Chart and figure data:

※

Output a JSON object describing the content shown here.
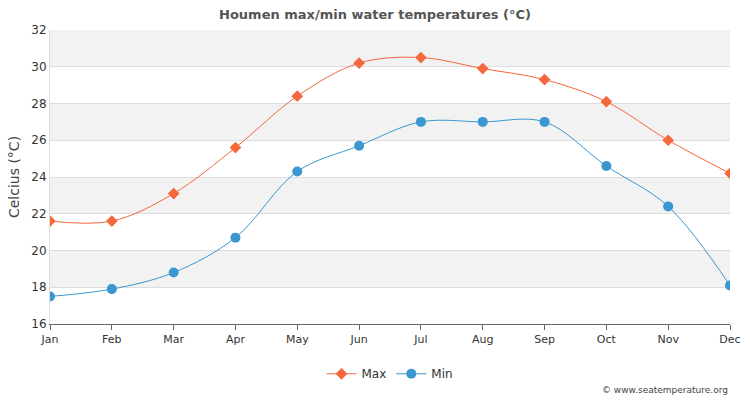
{
  "chart_data": {
    "type": "line",
    "title": "Houmen max/min water temperatures (°C)",
    "y_label": "Celcius (°C)",
    "categories": [
      "Jan",
      "Feb",
      "Mar",
      "Apr",
      "May",
      "Jun",
      "Jul",
      "Aug",
      "Sep",
      "Oct",
      "Nov",
      "Dec"
    ],
    "series": [
      {
        "name": "Max",
        "color": "#f4683c",
        "marker": "diamond",
        "line_style": "spline",
        "values": [
          21.6,
          21.6,
          23.1,
          25.6,
          28.4,
          30.2,
          30.5,
          29.9,
          29.3,
          28.1,
          26.0,
          24.2
        ]
      },
      {
        "name": "Min",
        "color": "#3a97d0",
        "marker": "circle",
        "line_style": "spline",
        "values": [
          17.5,
          17.9,
          18.8,
          20.7,
          24.3,
          25.7,
          27.0,
          27.0,
          27.0,
          24.6,
          22.4,
          18.1
        ]
      }
    ],
    "ylim": [
      16,
      32
    ],
    "yticks": [
      16,
      18,
      20,
      22,
      24,
      26,
      28,
      30,
      32
    ],
    "grid": true,
    "legend": "bottom",
    "annotations": [
      "© www.seatemperature.org"
    ]
  }
}
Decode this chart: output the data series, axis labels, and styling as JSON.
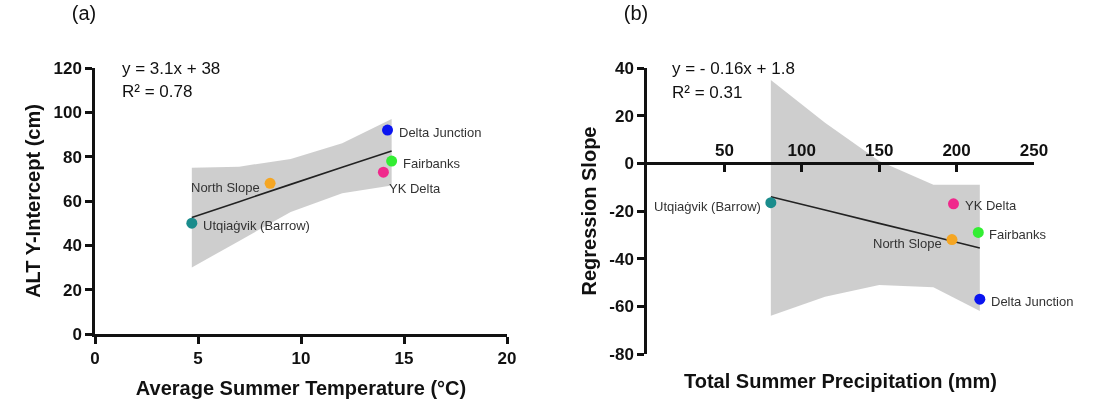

※

Objective: Every entry above is to be set down exactly; the pictures are to be left out.

Response to the exercise:
Output a JSON object describing the content shown here.
{
  "chart_data": {
    "type": "line",
    "title": "Houmen max/min water temperatures (°C)",
    "y_label": "Celcius (°C)",
    "categories": [
      "Jan",
      "Feb",
      "Mar",
      "Apr",
      "May",
      "Jun",
      "Jul",
      "Aug",
      "Sep",
      "Oct",
      "Nov",
      "Dec"
    ],
    "series": [
      {
        "name": "Max",
        "color": "#f4683c",
        "marker": "diamond",
        "line_style": "spline",
        "values": [
          21.6,
          21.6,
          23.1,
          25.6,
          28.4,
          30.2,
          30.5,
          29.9,
          29.3,
          28.1,
          26.0,
          24.2
        ]
      },
      {
        "name": "Min",
        "color": "#3a97d0",
        "marker": "circle",
        "line_style": "spline",
        "values": [
          17.5,
          17.9,
          18.8,
          20.7,
          24.3,
          25.7,
          27.0,
          27.0,
          27.0,
          24.6,
          22.4,
          18.1
        ]
      }
    ],
    "ylim": [
      16,
      32
    ],
    "yticks": [
      16,
      18,
      20,
      22,
      24,
      26,
      28,
      30,
      32
    ],
    "grid": true,
    "legend": "bottom",
    "annotations": [
      "© www.seatemperature.org"
    ]
  }
}
Decode this chart: output the data series, axis labels, and styling as JSON.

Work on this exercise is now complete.